#### Description of the task
Extract each line from the items below that contains the string "Note".

#### Material provided
........

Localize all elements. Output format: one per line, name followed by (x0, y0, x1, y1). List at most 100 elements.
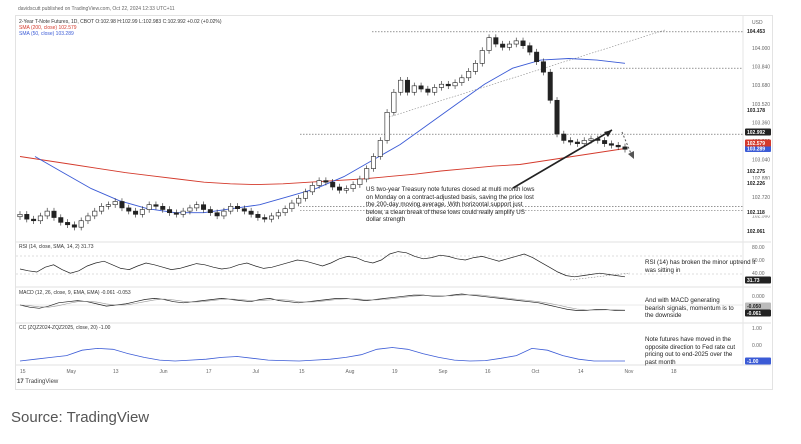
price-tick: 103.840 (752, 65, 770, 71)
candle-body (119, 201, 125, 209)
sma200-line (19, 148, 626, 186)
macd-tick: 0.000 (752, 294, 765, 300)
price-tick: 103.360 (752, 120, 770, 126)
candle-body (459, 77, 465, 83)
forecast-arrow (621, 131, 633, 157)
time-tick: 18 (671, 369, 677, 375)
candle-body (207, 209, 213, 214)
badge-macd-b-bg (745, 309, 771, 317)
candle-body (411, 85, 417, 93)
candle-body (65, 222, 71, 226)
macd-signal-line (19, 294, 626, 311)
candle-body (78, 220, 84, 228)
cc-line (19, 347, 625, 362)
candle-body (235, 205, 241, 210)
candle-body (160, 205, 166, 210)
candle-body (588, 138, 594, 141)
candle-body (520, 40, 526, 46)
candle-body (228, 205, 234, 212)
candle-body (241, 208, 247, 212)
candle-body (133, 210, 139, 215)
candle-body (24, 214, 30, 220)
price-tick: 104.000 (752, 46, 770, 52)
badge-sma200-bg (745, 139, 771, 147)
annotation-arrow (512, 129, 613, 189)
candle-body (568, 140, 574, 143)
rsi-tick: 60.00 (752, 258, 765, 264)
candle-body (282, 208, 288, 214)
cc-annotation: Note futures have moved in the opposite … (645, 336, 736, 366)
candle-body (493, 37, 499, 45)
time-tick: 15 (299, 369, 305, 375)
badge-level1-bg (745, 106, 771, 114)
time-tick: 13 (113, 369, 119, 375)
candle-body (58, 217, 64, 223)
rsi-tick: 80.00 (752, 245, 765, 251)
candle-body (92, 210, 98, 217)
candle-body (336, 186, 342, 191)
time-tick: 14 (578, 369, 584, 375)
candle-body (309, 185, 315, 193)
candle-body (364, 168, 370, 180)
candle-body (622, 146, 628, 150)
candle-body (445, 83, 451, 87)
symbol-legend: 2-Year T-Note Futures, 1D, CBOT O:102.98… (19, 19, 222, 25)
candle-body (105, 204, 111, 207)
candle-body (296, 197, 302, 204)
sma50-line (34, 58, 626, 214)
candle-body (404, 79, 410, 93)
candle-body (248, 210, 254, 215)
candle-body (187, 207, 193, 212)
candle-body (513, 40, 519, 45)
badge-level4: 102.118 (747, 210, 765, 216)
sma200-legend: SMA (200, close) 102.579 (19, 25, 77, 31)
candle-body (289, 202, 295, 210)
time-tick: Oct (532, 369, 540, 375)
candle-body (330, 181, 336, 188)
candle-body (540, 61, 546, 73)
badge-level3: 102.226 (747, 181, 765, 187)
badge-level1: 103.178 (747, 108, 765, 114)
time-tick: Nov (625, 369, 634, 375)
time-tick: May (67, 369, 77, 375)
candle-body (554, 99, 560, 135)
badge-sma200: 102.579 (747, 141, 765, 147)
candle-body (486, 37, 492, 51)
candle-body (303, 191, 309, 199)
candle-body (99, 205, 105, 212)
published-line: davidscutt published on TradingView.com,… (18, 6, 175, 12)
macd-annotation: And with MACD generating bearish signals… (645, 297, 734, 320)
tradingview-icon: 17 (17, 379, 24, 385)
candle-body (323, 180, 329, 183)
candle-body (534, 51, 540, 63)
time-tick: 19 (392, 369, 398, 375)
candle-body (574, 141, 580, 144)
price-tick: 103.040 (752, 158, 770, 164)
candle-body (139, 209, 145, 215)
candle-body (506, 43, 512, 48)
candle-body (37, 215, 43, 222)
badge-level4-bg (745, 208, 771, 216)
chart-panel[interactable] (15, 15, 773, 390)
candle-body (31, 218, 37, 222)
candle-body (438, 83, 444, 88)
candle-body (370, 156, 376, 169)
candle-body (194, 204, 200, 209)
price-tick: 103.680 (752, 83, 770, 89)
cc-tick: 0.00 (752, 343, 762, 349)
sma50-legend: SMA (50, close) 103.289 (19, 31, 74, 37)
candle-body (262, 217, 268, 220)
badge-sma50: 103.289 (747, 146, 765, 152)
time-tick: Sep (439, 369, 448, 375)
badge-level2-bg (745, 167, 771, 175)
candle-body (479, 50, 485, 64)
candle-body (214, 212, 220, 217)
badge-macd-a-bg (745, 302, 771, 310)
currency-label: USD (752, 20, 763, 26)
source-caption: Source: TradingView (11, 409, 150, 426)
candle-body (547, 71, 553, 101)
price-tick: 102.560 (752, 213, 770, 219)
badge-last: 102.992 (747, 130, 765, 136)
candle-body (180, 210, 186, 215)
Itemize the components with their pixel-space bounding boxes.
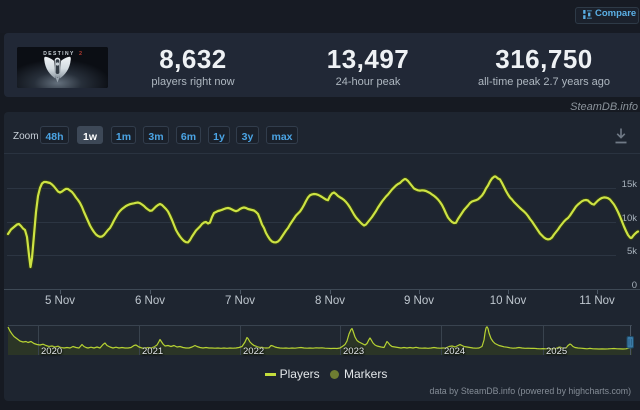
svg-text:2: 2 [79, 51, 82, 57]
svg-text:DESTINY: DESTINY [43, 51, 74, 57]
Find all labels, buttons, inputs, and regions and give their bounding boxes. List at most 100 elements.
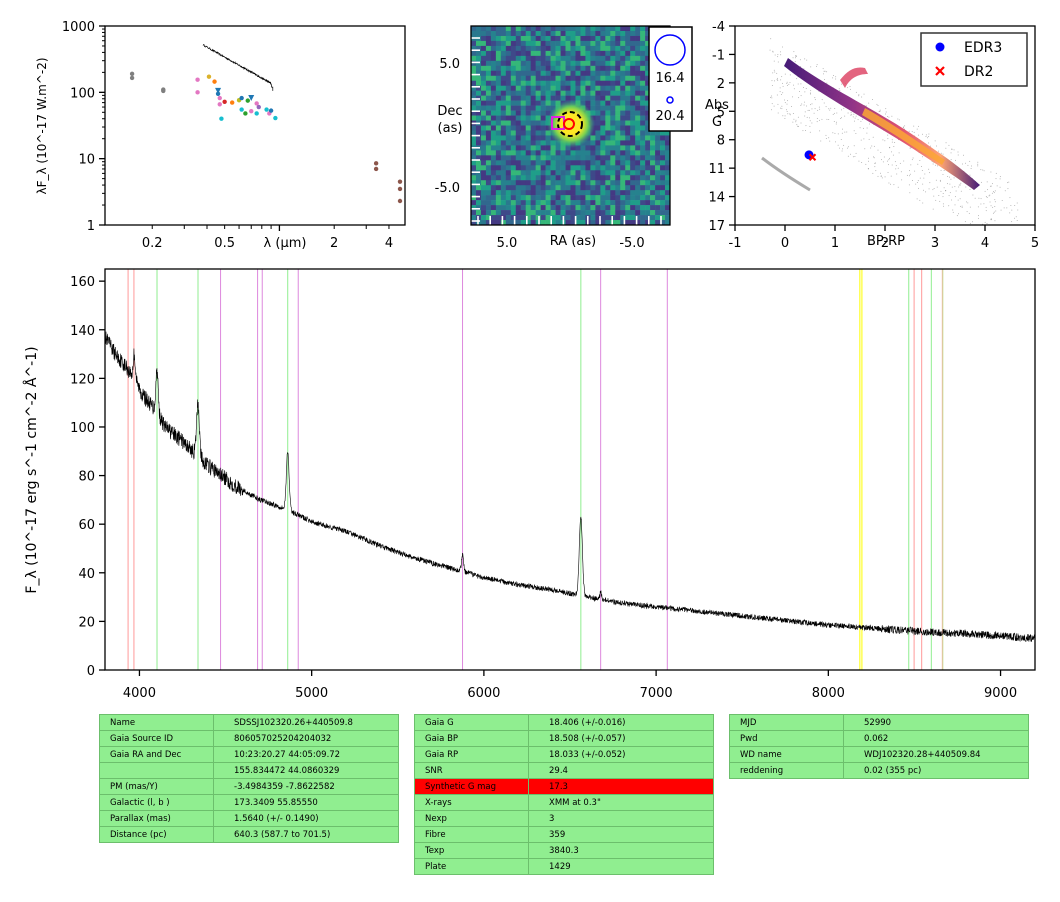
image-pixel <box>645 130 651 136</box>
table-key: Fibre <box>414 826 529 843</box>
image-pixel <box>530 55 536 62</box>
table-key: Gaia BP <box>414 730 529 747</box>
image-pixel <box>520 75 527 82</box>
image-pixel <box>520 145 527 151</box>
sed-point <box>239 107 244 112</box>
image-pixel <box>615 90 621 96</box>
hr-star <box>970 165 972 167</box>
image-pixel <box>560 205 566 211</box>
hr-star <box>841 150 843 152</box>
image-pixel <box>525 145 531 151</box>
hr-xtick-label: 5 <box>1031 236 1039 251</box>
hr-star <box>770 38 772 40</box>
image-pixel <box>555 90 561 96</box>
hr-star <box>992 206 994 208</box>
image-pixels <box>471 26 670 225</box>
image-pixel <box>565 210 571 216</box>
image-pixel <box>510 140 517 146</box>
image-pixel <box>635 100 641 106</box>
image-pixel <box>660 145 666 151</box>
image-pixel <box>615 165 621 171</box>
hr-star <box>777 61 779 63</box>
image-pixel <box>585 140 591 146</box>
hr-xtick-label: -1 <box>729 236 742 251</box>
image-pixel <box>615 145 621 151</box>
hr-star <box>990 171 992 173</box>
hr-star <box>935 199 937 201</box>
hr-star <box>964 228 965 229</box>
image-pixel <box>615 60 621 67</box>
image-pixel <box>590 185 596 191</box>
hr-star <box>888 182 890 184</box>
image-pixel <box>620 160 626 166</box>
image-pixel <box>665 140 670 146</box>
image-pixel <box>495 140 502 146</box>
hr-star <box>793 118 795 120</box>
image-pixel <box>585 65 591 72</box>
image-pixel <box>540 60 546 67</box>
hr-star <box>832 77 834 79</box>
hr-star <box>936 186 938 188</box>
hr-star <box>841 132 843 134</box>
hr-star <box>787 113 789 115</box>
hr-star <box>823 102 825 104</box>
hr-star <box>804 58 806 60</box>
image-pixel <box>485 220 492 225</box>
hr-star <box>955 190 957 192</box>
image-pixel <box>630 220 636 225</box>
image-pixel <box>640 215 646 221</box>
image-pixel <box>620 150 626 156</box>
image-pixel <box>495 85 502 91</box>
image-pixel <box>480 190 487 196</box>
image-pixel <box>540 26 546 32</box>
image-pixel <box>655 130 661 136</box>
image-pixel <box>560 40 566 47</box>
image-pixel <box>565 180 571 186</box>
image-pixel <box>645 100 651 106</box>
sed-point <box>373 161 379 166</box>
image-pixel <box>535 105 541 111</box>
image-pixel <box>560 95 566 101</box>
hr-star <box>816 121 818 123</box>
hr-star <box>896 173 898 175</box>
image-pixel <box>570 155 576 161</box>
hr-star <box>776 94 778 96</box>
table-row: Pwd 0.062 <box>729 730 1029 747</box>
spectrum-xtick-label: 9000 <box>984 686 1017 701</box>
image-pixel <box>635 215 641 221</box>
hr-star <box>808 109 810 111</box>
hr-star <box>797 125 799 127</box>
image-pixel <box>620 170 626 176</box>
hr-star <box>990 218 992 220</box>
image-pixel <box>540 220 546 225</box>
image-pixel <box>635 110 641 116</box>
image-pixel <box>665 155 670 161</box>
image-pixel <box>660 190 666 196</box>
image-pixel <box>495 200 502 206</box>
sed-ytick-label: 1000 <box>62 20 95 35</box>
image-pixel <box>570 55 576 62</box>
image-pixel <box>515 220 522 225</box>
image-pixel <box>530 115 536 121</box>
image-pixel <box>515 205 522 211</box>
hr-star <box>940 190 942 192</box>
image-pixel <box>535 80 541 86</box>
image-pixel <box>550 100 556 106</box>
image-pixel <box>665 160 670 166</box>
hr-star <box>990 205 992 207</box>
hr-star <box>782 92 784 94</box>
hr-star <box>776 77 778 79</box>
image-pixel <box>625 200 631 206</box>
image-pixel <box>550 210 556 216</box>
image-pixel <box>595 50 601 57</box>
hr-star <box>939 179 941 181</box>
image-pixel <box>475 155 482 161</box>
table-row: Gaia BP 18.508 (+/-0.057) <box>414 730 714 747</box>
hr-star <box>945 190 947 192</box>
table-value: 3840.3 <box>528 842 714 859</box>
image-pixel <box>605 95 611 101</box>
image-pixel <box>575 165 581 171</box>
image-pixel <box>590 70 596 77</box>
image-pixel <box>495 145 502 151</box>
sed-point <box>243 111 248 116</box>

........

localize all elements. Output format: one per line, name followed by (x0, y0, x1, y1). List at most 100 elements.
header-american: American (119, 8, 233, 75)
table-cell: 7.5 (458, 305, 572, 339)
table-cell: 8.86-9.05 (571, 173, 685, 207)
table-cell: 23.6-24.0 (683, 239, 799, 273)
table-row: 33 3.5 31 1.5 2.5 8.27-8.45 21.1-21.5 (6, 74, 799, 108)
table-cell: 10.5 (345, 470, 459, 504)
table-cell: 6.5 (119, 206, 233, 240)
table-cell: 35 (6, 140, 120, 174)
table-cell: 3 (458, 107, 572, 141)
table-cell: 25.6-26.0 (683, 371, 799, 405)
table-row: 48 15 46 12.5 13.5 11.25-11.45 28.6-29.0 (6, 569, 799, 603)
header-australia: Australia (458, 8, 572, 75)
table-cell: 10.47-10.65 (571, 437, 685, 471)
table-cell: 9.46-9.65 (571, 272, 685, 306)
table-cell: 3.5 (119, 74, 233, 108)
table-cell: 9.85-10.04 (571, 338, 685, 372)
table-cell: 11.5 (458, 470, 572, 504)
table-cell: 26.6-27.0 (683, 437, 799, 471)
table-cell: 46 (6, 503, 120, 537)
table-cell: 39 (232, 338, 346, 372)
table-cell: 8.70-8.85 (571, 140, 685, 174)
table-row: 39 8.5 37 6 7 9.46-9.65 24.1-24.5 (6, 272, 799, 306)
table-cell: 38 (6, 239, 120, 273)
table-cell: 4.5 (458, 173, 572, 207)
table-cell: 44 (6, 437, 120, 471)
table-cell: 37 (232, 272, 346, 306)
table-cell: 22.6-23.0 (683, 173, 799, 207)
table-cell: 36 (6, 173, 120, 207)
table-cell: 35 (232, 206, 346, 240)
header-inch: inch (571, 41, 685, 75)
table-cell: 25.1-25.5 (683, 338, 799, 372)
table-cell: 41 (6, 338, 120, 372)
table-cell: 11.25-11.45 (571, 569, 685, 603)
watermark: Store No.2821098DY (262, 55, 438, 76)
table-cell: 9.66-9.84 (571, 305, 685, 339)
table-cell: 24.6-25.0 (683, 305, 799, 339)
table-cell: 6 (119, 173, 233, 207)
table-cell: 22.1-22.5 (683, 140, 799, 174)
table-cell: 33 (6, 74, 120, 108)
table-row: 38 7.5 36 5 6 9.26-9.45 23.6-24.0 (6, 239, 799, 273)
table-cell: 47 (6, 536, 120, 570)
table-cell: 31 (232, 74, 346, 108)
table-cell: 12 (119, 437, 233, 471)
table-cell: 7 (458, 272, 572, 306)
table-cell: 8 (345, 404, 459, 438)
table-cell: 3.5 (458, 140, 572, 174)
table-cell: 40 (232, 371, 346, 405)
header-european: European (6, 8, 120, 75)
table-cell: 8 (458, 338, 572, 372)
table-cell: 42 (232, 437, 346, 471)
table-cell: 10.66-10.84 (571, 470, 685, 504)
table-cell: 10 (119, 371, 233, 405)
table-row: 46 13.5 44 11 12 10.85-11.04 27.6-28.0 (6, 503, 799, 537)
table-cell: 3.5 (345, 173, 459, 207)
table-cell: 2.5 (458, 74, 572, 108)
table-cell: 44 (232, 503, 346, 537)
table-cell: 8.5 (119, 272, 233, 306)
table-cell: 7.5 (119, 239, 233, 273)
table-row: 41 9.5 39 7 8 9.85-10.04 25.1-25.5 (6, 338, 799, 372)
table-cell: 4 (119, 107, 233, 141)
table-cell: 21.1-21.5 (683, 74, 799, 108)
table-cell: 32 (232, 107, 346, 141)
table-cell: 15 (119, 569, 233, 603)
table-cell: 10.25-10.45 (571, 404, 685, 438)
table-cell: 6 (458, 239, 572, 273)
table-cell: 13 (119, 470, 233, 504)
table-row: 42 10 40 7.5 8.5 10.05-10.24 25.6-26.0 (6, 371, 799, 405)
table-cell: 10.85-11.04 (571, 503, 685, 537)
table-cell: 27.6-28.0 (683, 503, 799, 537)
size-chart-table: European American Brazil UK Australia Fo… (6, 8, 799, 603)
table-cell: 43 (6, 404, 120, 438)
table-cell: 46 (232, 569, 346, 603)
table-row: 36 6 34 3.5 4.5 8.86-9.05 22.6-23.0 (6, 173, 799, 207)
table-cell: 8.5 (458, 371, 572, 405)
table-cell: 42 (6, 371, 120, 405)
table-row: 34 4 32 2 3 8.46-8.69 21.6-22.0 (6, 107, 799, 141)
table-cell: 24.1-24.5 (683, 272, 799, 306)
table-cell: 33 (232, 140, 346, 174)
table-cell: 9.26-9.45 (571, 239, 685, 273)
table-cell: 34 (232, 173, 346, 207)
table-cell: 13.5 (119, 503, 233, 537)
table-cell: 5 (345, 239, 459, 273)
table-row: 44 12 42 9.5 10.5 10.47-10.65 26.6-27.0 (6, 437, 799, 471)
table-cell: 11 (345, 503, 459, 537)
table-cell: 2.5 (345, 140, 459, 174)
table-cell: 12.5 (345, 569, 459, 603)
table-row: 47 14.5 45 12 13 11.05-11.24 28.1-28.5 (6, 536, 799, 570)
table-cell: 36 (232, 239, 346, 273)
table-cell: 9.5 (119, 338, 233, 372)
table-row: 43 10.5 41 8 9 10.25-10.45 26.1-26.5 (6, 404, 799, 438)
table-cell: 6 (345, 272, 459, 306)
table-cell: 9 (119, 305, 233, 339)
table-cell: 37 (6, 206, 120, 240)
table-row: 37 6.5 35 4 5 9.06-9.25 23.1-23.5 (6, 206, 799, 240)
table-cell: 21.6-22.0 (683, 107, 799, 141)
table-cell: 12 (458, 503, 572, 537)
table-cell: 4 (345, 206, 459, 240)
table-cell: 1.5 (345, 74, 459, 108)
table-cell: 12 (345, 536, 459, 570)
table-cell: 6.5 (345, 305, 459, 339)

........

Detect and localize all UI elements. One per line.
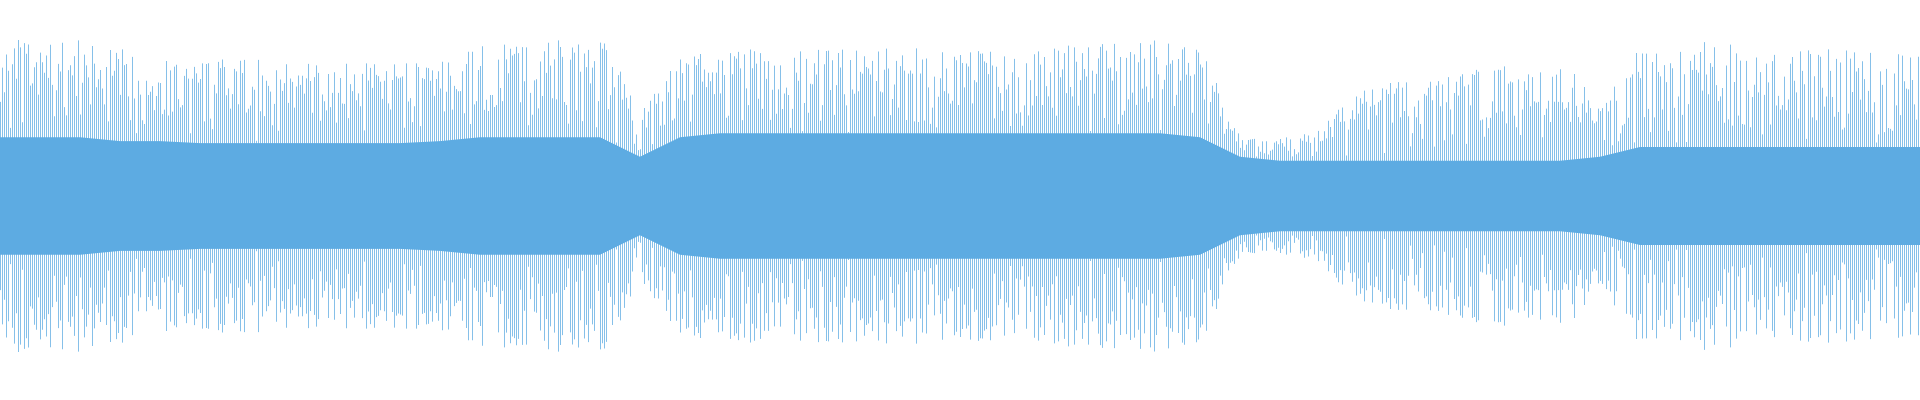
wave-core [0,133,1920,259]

........

#### Solved problem
cc-annotation: Note futures have moved in the opposite … (645, 336, 736, 366)
symbol-legend: 2-Year T-Note Futures, 1D, CBOT O:102.98… (19, 19, 222, 25)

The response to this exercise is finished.